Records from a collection
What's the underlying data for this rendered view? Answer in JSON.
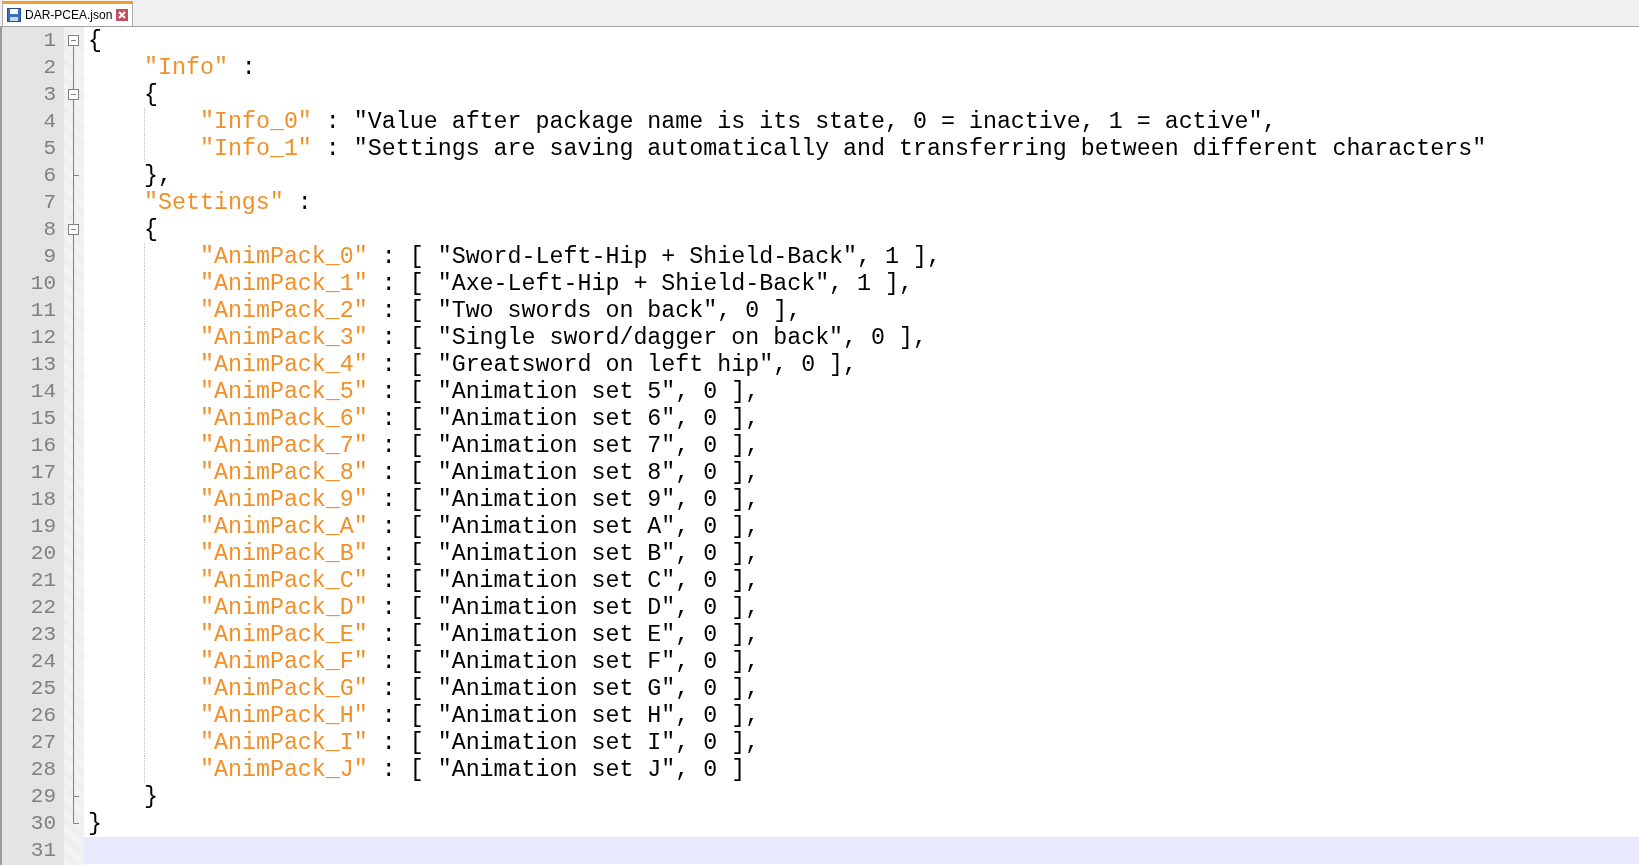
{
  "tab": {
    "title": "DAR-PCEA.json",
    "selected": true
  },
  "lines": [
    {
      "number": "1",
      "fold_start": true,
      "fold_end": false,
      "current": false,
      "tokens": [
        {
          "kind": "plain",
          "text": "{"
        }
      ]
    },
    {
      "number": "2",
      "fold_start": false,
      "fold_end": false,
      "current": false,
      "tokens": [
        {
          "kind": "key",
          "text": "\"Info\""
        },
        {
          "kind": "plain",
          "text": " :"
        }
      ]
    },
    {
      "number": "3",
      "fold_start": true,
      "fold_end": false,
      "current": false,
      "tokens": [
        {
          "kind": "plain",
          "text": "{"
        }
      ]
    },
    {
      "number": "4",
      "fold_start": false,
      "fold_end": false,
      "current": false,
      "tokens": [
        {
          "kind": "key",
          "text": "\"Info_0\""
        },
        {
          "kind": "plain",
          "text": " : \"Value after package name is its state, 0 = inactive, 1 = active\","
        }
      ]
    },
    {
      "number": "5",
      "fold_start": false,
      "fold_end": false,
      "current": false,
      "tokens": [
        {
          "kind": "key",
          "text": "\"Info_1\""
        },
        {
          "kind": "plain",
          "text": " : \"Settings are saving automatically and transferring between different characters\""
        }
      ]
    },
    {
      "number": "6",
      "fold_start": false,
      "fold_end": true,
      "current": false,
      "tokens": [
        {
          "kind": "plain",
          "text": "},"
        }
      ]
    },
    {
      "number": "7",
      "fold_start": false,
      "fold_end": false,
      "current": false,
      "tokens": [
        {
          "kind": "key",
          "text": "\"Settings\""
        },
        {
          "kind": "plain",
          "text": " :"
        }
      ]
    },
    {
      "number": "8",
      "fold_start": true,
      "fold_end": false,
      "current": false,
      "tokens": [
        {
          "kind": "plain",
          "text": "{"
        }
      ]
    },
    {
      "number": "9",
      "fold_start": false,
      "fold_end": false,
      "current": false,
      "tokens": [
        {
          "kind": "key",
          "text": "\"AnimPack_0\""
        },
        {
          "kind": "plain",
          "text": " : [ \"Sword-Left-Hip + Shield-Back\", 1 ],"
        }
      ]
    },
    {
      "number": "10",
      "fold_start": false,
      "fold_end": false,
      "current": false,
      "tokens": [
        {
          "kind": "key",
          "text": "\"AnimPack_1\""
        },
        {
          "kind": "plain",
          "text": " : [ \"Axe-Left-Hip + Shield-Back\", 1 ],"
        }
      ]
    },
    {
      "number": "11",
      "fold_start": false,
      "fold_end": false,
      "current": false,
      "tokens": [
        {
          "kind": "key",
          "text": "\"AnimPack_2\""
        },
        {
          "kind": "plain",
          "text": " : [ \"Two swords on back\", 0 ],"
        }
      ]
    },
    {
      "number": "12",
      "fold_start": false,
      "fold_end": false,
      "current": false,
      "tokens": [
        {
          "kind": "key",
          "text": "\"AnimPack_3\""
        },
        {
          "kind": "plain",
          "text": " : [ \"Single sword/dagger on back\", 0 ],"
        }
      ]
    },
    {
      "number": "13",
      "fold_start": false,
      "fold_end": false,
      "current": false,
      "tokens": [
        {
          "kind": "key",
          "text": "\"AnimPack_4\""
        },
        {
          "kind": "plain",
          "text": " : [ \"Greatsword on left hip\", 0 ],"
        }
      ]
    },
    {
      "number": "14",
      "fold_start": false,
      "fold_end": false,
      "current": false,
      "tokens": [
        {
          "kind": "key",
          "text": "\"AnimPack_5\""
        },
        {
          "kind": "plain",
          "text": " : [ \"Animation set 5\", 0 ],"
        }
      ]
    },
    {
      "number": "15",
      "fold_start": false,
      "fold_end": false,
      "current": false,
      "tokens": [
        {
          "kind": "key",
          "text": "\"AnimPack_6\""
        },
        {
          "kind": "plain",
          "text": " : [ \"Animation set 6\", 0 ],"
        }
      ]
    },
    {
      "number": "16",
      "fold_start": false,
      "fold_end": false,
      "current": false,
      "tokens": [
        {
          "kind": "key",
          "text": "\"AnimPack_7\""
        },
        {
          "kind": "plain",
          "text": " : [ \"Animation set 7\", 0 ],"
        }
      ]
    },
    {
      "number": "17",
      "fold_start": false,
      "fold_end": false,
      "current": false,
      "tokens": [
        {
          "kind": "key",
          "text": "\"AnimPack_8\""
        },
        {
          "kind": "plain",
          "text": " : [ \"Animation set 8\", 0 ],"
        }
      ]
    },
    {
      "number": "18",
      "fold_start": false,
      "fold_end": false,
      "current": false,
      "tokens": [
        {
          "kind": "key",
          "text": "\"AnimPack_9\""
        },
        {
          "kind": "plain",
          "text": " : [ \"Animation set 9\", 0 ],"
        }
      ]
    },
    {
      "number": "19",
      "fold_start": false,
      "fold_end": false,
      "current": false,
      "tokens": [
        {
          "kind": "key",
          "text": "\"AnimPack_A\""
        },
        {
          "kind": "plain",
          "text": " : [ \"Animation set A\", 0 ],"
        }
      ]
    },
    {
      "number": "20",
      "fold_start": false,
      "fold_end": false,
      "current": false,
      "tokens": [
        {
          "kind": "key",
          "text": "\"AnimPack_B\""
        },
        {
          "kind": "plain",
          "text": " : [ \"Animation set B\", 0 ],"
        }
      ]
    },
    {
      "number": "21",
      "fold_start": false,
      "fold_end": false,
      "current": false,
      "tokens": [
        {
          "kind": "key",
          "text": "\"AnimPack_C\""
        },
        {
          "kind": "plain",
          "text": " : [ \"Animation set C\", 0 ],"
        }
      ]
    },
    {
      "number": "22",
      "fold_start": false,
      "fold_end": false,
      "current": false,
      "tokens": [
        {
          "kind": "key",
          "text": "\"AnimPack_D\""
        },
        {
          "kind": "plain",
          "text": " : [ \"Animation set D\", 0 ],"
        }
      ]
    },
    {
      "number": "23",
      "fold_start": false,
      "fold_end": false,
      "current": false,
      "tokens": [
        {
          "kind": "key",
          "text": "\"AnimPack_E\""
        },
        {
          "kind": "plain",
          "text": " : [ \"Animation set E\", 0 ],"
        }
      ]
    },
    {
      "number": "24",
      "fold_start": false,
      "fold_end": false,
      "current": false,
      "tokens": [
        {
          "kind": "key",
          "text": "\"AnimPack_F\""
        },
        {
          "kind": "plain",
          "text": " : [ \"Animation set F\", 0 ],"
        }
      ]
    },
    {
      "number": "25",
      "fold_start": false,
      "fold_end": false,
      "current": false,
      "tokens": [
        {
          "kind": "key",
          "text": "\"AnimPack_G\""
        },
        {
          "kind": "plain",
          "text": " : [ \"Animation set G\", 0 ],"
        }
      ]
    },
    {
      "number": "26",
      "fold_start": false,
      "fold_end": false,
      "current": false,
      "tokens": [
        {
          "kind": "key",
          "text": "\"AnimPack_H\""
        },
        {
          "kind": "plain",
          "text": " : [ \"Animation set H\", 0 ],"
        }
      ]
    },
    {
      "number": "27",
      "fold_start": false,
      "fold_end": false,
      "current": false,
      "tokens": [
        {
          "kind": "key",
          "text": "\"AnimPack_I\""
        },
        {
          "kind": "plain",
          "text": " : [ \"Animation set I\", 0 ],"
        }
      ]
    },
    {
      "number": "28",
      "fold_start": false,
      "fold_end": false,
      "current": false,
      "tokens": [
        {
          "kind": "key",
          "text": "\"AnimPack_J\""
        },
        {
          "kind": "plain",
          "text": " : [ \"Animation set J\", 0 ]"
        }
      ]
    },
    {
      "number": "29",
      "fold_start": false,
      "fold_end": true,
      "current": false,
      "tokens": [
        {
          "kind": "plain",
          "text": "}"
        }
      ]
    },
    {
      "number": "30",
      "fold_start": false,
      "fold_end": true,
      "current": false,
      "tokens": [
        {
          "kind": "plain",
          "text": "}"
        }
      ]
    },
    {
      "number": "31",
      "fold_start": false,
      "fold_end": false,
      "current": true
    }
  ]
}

_Problem requirements_: Extract each line from the entries above that contains the string "Settings".

_Answer to the problem_:
          "text": " : \"Settings are saving automatically and transferring between different characters\""
          "text": "\"Settings\""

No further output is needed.